• _Directive_: Copy every line of the records below, without changing a single character.

○ ○ ○

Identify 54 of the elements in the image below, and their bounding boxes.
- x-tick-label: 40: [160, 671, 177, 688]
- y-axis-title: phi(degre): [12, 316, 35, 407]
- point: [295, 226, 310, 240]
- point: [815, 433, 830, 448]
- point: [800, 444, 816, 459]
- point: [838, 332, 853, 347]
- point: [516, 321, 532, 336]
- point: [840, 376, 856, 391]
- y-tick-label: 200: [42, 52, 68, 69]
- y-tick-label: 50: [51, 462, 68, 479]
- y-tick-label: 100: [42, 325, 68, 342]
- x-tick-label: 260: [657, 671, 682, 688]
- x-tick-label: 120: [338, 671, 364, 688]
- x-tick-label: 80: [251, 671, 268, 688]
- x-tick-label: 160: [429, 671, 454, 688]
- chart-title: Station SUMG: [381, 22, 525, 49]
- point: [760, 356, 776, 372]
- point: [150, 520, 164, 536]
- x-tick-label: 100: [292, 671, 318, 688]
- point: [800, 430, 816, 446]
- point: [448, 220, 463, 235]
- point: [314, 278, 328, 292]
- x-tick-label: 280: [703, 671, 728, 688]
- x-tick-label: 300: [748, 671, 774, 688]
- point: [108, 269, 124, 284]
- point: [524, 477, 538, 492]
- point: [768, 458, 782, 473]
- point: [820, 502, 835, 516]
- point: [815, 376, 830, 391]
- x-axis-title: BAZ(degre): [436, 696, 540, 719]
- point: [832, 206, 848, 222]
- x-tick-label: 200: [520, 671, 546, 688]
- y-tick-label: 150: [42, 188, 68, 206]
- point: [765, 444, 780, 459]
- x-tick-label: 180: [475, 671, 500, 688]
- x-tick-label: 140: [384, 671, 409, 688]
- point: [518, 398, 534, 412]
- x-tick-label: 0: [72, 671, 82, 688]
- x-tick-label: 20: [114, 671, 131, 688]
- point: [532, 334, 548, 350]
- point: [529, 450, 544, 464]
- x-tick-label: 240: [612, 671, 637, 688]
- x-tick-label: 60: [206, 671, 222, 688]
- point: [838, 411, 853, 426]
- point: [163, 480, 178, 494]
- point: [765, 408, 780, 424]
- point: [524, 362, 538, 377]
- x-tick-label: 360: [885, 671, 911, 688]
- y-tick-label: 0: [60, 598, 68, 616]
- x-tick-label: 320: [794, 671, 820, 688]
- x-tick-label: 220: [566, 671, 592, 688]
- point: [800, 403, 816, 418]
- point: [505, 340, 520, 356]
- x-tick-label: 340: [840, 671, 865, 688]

○ ○ ○

• _Complete answer_:
Identify 54 of the elements in the image below, and their bounding boxes.
- x-tick-label: 40: [160, 671, 177, 688]
- y-axis-title: phi(degre): [12, 316, 35, 407]
- point: [295, 226, 310, 240]
- point: [815, 433, 830, 448]
- point: [800, 444, 816, 459]
- point: [838, 332, 853, 347]
- point: [516, 321, 532, 336]
- point: [840, 376, 856, 391]
- y-tick-label: 200: [42, 52, 68, 69]
- y-tick-label: 50: [51, 462, 68, 479]
- y-tick-label: 100: [42, 325, 68, 342]
- x-tick-label: 260: [657, 671, 682, 688]
- x-tick-label: 120: [338, 671, 364, 688]
- x-tick-label: 80: [251, 671, 268, 688]
- x-tick-label: 160: [429, 671, 454, 688]
- chart-title: Station SUMG: [381, 22, 525, 49]
- point: [760, 356, 776, 372]
- point: [150, 520, 164, 536]
- x-tick-label: 100: [292, 671, 318, 688]
- point: [800, 430, 816, 446]
- point: [448, 220, 463, 235]
- point: [314, 278, 328, 292]
- x-tick-label: 280: [703, 671, 728, 688]
- x-tick-label: 300: [748, 671, 774, 688]
- point: [108, 269, 124, 284]
- point: [524, 477, 538, 492]
- point: [768, 458, 782, 473]
- point: [820, 502, 835, 516]
- point: [815, 376, 830, 391]
- x-axis-title: BAZ(degre): [436, 696, 540, 719]
- point: [832, 206, 848, 222]
- x-tick-label: 200: [520, 671, 546, 688]
- y-tick-label: 150: [42, 188, 68, 206]
- point: [765, 444, 780, 459]
- x-tick-label: 180: [475, 671, 500, 688]
- x-tick-label: 140: [384, 671, 409, 688]
- point: [518, 398, 534, 412]
- x-tick-label: 0: [72, 671, 82, 688]
- x-tick-label: 20: [114, 671, 131, 688]
- point: [532, 334, 548, 350]
- point: [529, 450, 544, 464]
- x-tick-label: 240: [612, 671, 637, 688]
- x-tick-label: 60: [206, 671, 222, 688]
- point: [838, 411, 853, 426]
- point: [163, 480, 178, 494]
- point: [765, 408, 780, 424]
- point: [524, 362, 538, 377]
- x-tick-label: 360: [885, 671, 911, 688]
- y-tick-label: 0: [60, 598, 68, 616]
- x-tick-label: 320: [794, 671, 820, 688]
- x-tick-label: 220: [566, 671, 592, 688]
- point: [800, 403, 816, 418]
- point: [505, 340, 520, 356]
- x-tick-label: 340: [840, 671, 865, 688]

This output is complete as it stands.